TASK OBJECTIVE »
Omit any picture, and return the remaining data exactly as written.

Collected data:
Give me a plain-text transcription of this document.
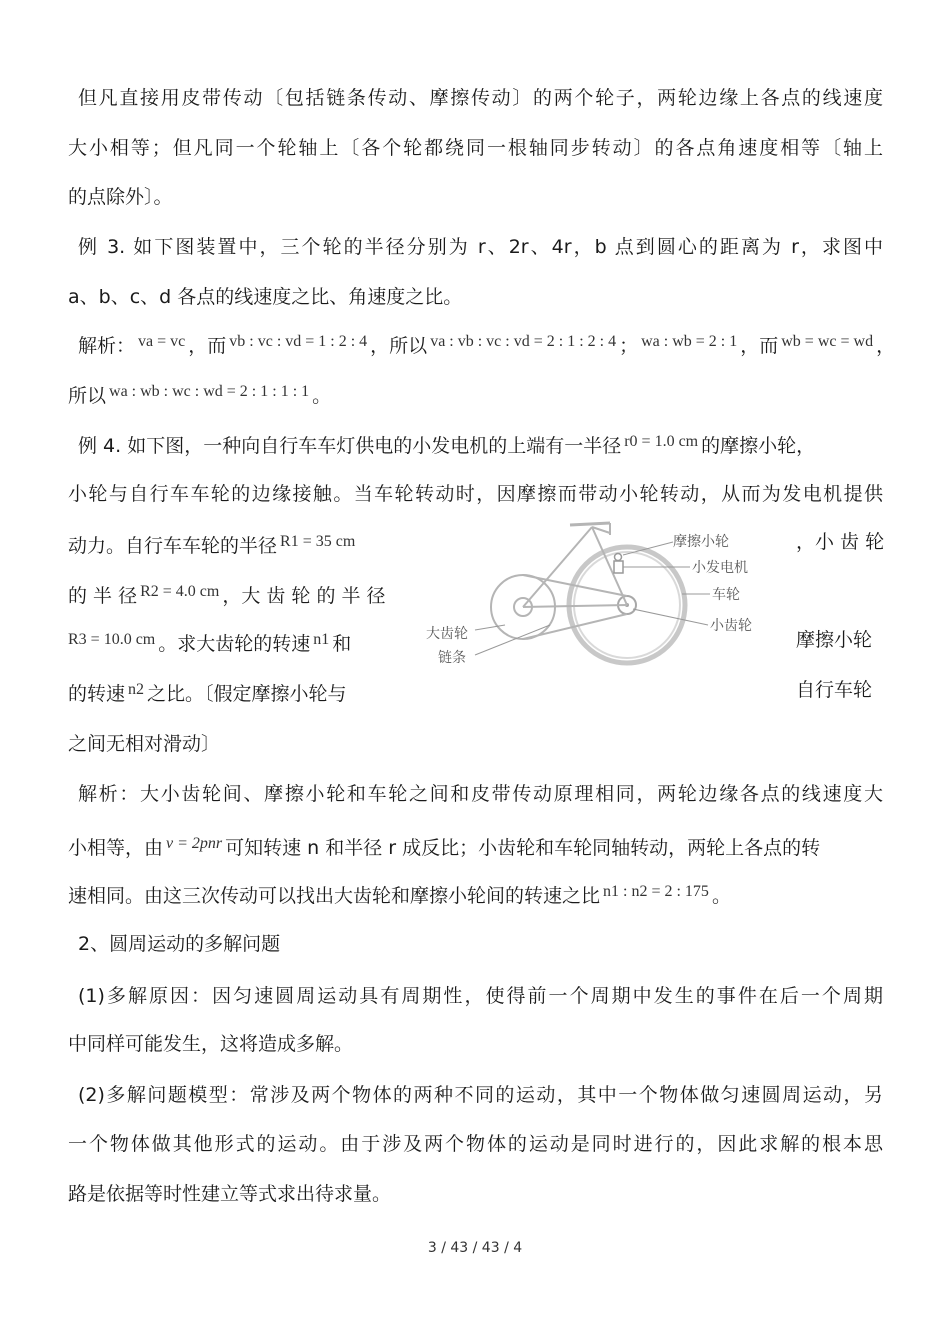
但凡直接用皮带传动〔包括链条传动、摩擦传动〕的两个轮子，两轮边缘上各点的线速度
大小相等；但凡同一个轮轴上〔各个轮都绕同一根轴同步转动〕的各点角速度相等〔轴上
的点除外〕。
例 3. 如下图装置中，三个轮的半径分别为 r、2r、4r，b 点到圆心的距离为 r，求图中
a、b、c、d 各点的线速度之比、角速度之比。
解析： $^{va = vc}$ ，而 $^{vb : vc : vd = 1 : 2 : 4}$ ，所以 $^{va : vb : vc : vd = 2 : 1 : 2 : 4}$ ； $^{wa : wb = 2 : 1}$ ，而 $^{wb = wc = wd}$ ，
所以 $^{wa : wb : wc : wd = 2 : 1 : 1 : 1}$ 。
例 4. 如下图，一种向自行车车灯供电的小发电机的上端有一半径 $^{r0 = 1.0 cm}$ 的摩擦小轮，
小轮与自行车车轮的边缘接触。当车轮转动时，因摩擦而带动小轮转动，从而为发电机提供
动力。自行车车轮的半径 $^{R1 = 35 cm}$	，小 齿 轮
的 半 径 $^{R2 = 4.0 cm}$ ，大 齿 轮 的 半 径
$^{R3 = 10.0 cm}$ 。求大齿轮的转速 $^{n1}$ 和	摩擦小轮
的转速 $^{n2}$ 之比。〔假定摩擦小轮与	自行车轮
之间无相对滑动〕
摩擦小轮
小发电机
车轮
小齿轮
大齿轮
链条
解析：大小齿轮间、摩擦小轮和车轮之间和皮带传动原理相同，两轮边缘各点的线速度大
小相等，由 $^{v = 2pnr}$ 可知转速 n 和半径 r 成反比；小齿轮和车轮同轴转动，两轮上各点的转
速相同。由这三次传动可以找出大齿轮和摩擦小轮间的转速之比 $^{n1 : n2 = 2 : 175}$ 。
2、圆周运动的多解问题
(1)多解原因：因匀速圆周运动具有周期性，使得前一个周期中发生的事件在后一个周期
中同样可能发生，这将造成多解。
(2)多解问题模型：常涉及两个物体的两种不同的运动，其中一个物体做匀速圆周运动，另
一个物体做其他形式的运动。由于涉及两个物体的运动是同时进行的，因此求解的根本思
路是依据等时性建立等式求出待求量。
3 / 43 / 43 / 4
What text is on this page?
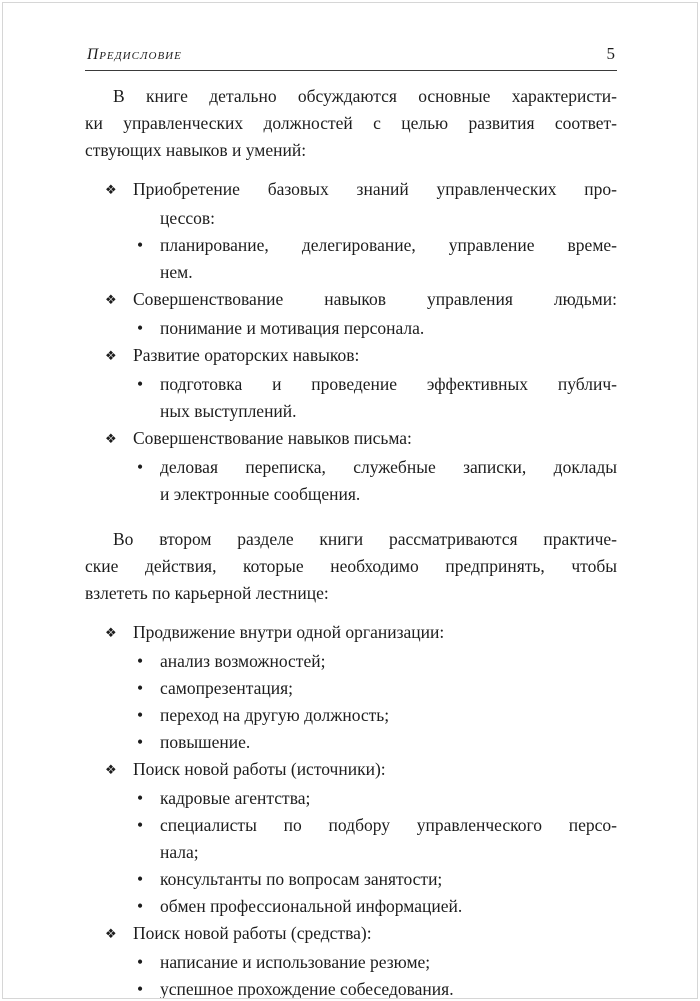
Предисловие	5
В книге детально обсуждаются основные характеристи-
ки управленческих должностей с целью развития соответ-
ствующих навыков и умений:
❖ Приобретение базовых знаний управленческих про-
цессов:
• планирование, делегирование, управление време-
нем.
❖ Совершенствование навыков управления людьми:
• понимание и мотивация персонала.
❖ Развитие ораторских навыков:
• подготовка и проведение эффективных публич-
ных выступлений.
❖ Совершенствование навыков письма:
• деловая переписка, служебные записки, доклады
и электронные сообщения.
Во втором разделе книги рассматриваются практиче-
ские действия, которые необходимо предпринять, чтобы
взлететь по карьерной лестнице:
❖ Продвижение внутри одной организации:
• анализ возможностей;
• самопрезентация;
• переход на другую должность;
• повышение.
❖ Поиск новой работы (источники):
• кадровые агентства;
• специалисты по подбору управленческого персо-
нала;
• консультанты по вопросам занятости;
• обмен профессиональной информацией.
❖ Поиск новой работы (средства):
• написание и использование резюме;
• успешное прохождение собеседования.
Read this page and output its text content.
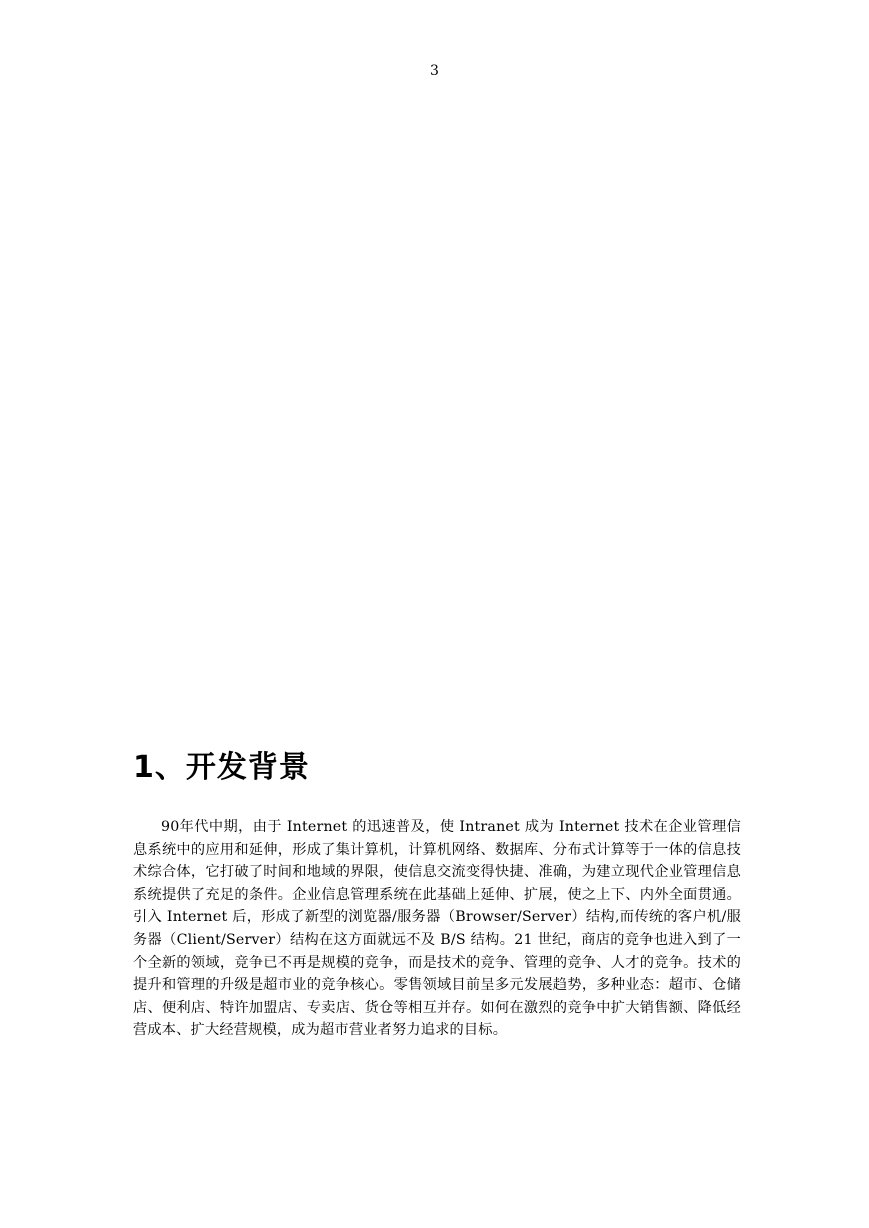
3
1、开发背景

90年代中期，由于 Internet 的迅速普及，使 Intranet 成为 Internet 技术在企业管理信息系统中的应用和延伸，形成了集计算机，计算机网络、数据库、分布式计算等于一体的信息技术综合体，它打破了时间和地域的界限，使信息交流变得快捷、准确，为建立现代企业管理信息系统提供了充足的条件。企业信息管理系统在此基础上延伸、扩展，使之上下、内外全面贯通。引入 Internet 后，形成了新型的浏览器/服务器（Browser/Server）结构,而传统的客户机/服务器（Client/Server）结构在这方面就远不及 B/S 结构。21 世纪，商店的竞争也进入到了一个全新的领域，竞争已不再是规模的竞争，而是技术的竞争、管理的竞争、人才的竞争。技术的提升和管理的升级是超市业的竞争核心。零售领域目前呈多元发展趋势，多种业态：超市、仓储店、便利店、特许加盟店、专卖店、货仓等相互并存。如何在激烈的竞争中扩大销售额、降低经营成本、扩大经营规模，成为超市营业者努力追求的目标。
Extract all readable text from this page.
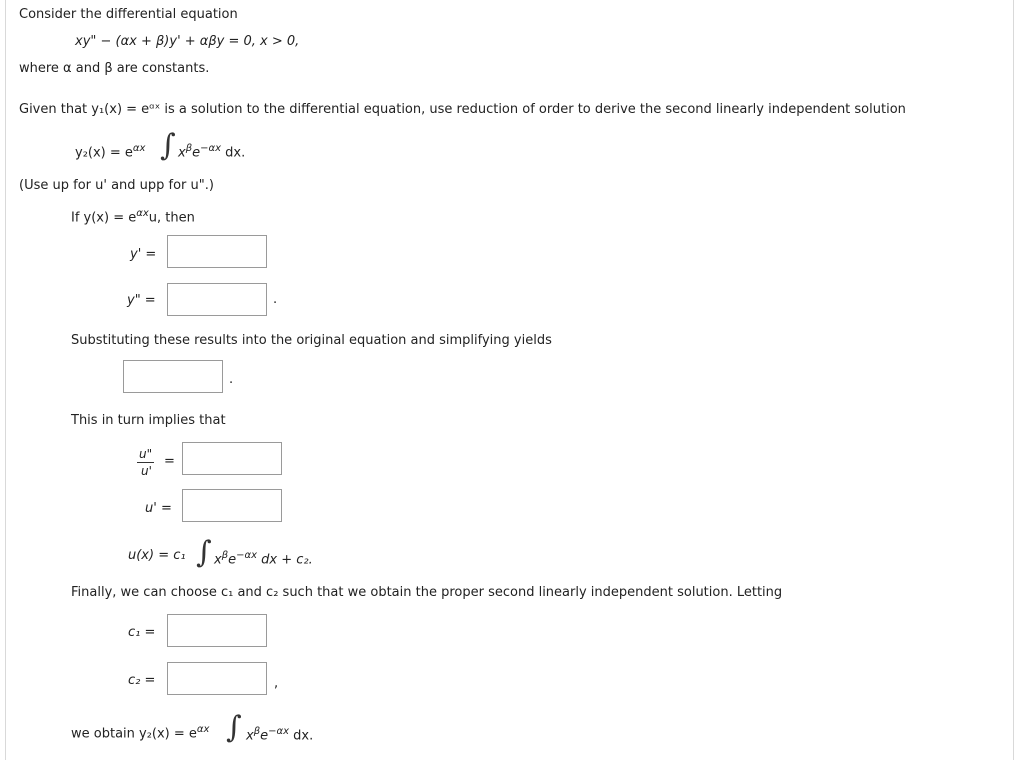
Consider the differential equation
xy" − (αx + β)y' + αβy = 0, x > 0,
where α and β are constants.
Given that y₁(x) = eᵅˣ is a solution to the differential equation, use reduction of order to derive the second linearly independent solution
$y_2(x) = e^{\alpha x}$ ∫ $x^\beta e^{-\alpha x}$ dx.
(Use up for u' and upp for u".)
If $y(x) = e^{\alpha x}u$, then
y' =
y" =	.
Substituting these results into the original equation and simplifying yields
.
This in turn implies that
u"
u'
=
u' =
u(x) = c₁ ∫ $x^\beta e^{-\alpha x}$ dx + c₂.
Finally, we can choose c₁ and c₂ such that we obtain the proper second linearly independent solution. Letting
c₁ =
c₂ =	,
we obtain $y_2(x) = e^{\alpha x}$ ∫ $x^\beta e^{-\alpha x}$ dx.
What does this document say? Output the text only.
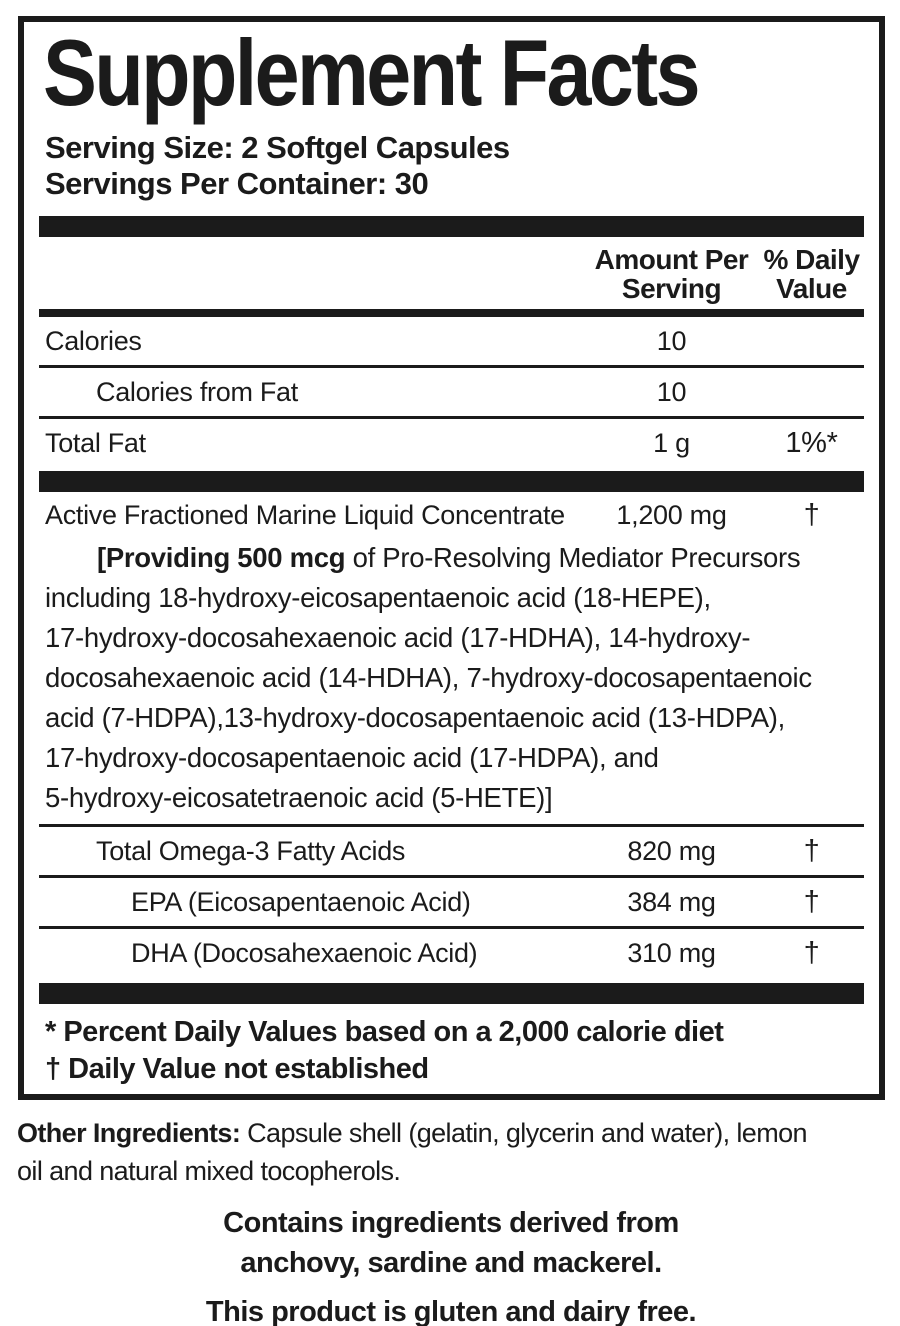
Supplement Facts
Serving Size: 2 Softgel Capsules
Servings Per Container: 30
Amount Per
Serving
% Daily
Value
Calories	10
Calories from Fat	10
Total Fat	1 g	1%*
Active Fractioned Marine Liquid Concentrate	1,200 mg	†
[Providing 500 mcg of Pro-Resolving Mediator Precursors
including 18-hydroxy-eicosapentaenoic acid (18-HEPE),
17-hydroxy-docosahexaenoic acid (17-HDHA), 14-hydroxy-
docosahexaenoic acid (14-HDHA), 7-hydroxy-docosapentaenoic
acid (7-HDPA),13-hydroxy-docosapentaenoic acid (13-HDPA),
17-hydroxy-docosapentaenoic acid (17-HDPA), and
5-hydroxy-eicosatetraenoic acid (5-HETE)]
Total Omega-3 Fatty Acids	820 mg	†
EPA (Eicosapentaenoic Acid)	384 mg	†
DHA (Docosahexaenoic Acid)	310 mg	†
* Percent Daily Values based on a 2,000 calorie diet
† Daily Value not established
Other Ingredients: Capsule shell (gelatin, glycerin and water), lemon
oil and natural mixed tocopherols.
Contains ingredients derived from
anchovy, sardine and mackerel.
This product is gluten and dairy free.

THE REPLY »
Give me a plain-text transcription of this document.
但凡直接用皮带传动〔包括链条传动、摩擦传动〕的两个轮子，两轮边缘上各点的线速度
大小相等；但凡同一个轮轴上〔各个轮都绕同一根轴同步转动〕的各点角速度相等〔轴上
的点除外〕。
例 3. 如下图装置中，三个轮的半径分别为 r、2r、4r，b 点到圆心的距离为 r，求图中
a、b、c、d 各点的线速度之比、角速度之比。
解析： $^{va = vc}$ ，而 $^{vb : vc : vd = 1 : 2 : 4}$ ，所以 $^{va : vb : vc : vd = 2 : 1 : 2 : 4}$ ； $^{wa : wb = 2 : 1}$ ，而 $^{wb = wc = wd}$ ，
所以 $^{wa : wb : wc : wd = 2 : 1 : 1 : 1}$ 。
例 4. 如下图，一种向自行车车灯供电的小发电机的上端有一半径 $^{r0 = 1.0 cm}$ 的摩擦小轮，
小轮与自行车车轮的边缘接触。当车轮转动时，因摩擦而带动小轮转动，从而为发电机提供
动力。自行车车轮的半径 $^{R1 = 35 cm}$	，小 齿 轮
的 半 径 $^{R2 = 4.0 cm}$ ，大 齿 轮 的 半 径
$^{R3 = 10.0 cm}$ 。求大齿轮的转速 $^{n1}$ 和	摩擦小轮
的转速 $^{n2}$ 之比。〔假定摩擦小轮与	自行车轮
之间无相对滑动〕
摩擦小轮
小发电机
车轮
小齿轮
大齿轮
链条
解析：大小齿轮间、摩擦小轮和车轮之间和皮带传动原理相同，两轮边缘各点的线速度大
小相等，由 $^{v = 2pnr}$ 可知转速 n 和半径 r 成反比；小齿轮和车轮同轴转动，两轮上各点的转
速相同。由这三次传动可以找出大齿轮和摩擦小轮间的转速之比 $^{n1 : n2 = 2 : 175}$ 。
2、圆周运动的多解问题
(1)多解原因：因匀速圆周运动具有周期性，使得前一个周期中发生的事件在后一个周期
中同样可能发生，这将造成多解。
(2)多解问题模型：常涉及两个物体的两种不同的运动，其中一个物体做匀速圆周运动，另
一个物体做其他形式的运动。由于涉及两个物体的运动是同时进行的，因此求解的根本思
路是依据等时性建立等式求出待求量。
3 / 43 / 43 / 4
What text is on this page?
Предисловие	5
В книге детально обсуждаются основные характеристи-
ки управленческих должностей с целью развития соответ-
ствующих навыков и умений:
❖ Приобретение базовых знаний управленческих про-
цессов:
• планирование, делегирование, управление време-
нем.
❖ Совершенствование навыков управления людьми:
• понимание и мотивация персонала.
❖ Развитие ораторских навыков:
• подготовка и проведение эффективных публич-
ных выступлений.
❖ Совершенствование навыков письма:
• деловая переписка, служебные записки, доклады
и электронные сообщения.
Во втором разделе книги рассматриваются практиче-
ские действия, которые необходимо предпринять, чтобы
взлететь по карьерной лестнице:
❖ Продвижение внутри одной организации:
• анализ возможностей;
• самопрезентация;
• переход на другую должность;
• повышение.
❖ Поиск новой работы (источники):
• кадровые агентства;
• специалисты по подбору управленческого персо-
нала;
• консультанты по вопросам занятости;
• обмен профессиональной информацией.
❖ Поиск новой работы (средства):
• написание и использование резюме;
• успешное прохождение собеседования.
Read this page and output its text content.
3
1、开发背景

90年代中期，由于 Internet 的迅速普及，使 Intranet 成为 Internet 技术在企业管理信息系统中的应用和延伸，形成了集计算机，计算机网络、数据库、分布式计算等于一体的信息技术综合体，它打破了时间和地域的界限，使信息交流变得快捷、准确，为建立现代企业管理信息系统提供了充足的条件。企业信息管理系统在此基础上延伸、扩展，使之上下、内外全面贯通。引入 Internet 后，形成了新型的浏览器/服务器（Browser/Server）结构,而传统的客户机/服务器（Client/Server）结构在这方面就远不及 B/S 结构。21 世纪，商店的竞争也进入到了一个全新的领域，竞争已不再是规模的竞争，而是技术的竞争、管理的竞争、人才的竞争。技术的提升和管理的升级是超市业的竞争核心。零售领域目前呈多元发展趋势，多种业态：超市、仓储店、便利店、特许加盟店、专卖店、货仓等相互并存。如何在激烈的竞争中扩大销售额、降低经营成本、扩大经营规模，成为超市营业者努力追求的目标。
Extract all readable text from this page.
Consider the differential equation
xy" − (αx + β)y' + αβy = 0, x > 0,
where α and β are constants.
Given that y₁(x) = eᵅˣ is a solution to the differential equation, use reduction of order to derive the second linearly independent solution
$y_2(x) = e^{\alpha x}$ ∫ $x^\beta e^{-\alpha x}$ dx.
(Use up for u' and upp for u".)
If $y(x) = e^{\alpha x}u$, then
y' =
y" =	.
Substituting these results into the original equation and simplifying yields
.
This in turn implies that
u"
u'
=
u' =
u(x) = c₁ ∫ $x^\beta e^{-\alpha x}$ dx + c₂.
Finally, we can choose c₁ and c₂ such that we obtain the proper second linearly independent solution. Letting
c₁ =
c₂ =	,
we obtain $y_2(x) = e^{\alpha x}$ ∫ $x^\beta e^{-\alpha x}$ dx.
What does this document say? Output the text only.
Supplement Facts
Serving Size: 2 Softgel Capsules
Servings Per Container: 30
Amount Per
Serving
% Daily
Value
Calories	10
Calories from Fat	10
Total Fat	1 g	1%*
Active Fractioned Marine Liquid Concentrate	1,200 mg	†
[Providing 500 mcg of Pro-Resolving Mediator Precursors
including 18-hydroxy-eicosapentaenoic acid (18-HEPE),
17-hydroxy-docosahexaenoic acid (17-HDHA), 14-hydroxy-
docosahexaenoic acid (14-HDHA), 7-hydroxy-docosapentaenoic
acid (7-HDPA),13-hydroxy-docosapentaenoic acid (13-HDPA),
17-hydroxy-docosapentaenoic acid (17-HDPA), and
5-hydroxy-eicosatetraenoic acid (5-HETE)]
Total Omega-3 Fatty Acids	820 mg	†
EPA (Eicosapentaenoic Acid)	384 mg	†
DHA (Docosahexaenoic Acid)	310 mg	†
* Percent Daily Values based on a 2,000 calorie diet
† Daily Value not established
Other Ingredients: Capsule shell (gelatin, glycerin and water), lemon
oil and natural mixed tocopherols.
Contains ingredients derived from
anchovy, sardine and mackerel.
This product is gluten and dairy free.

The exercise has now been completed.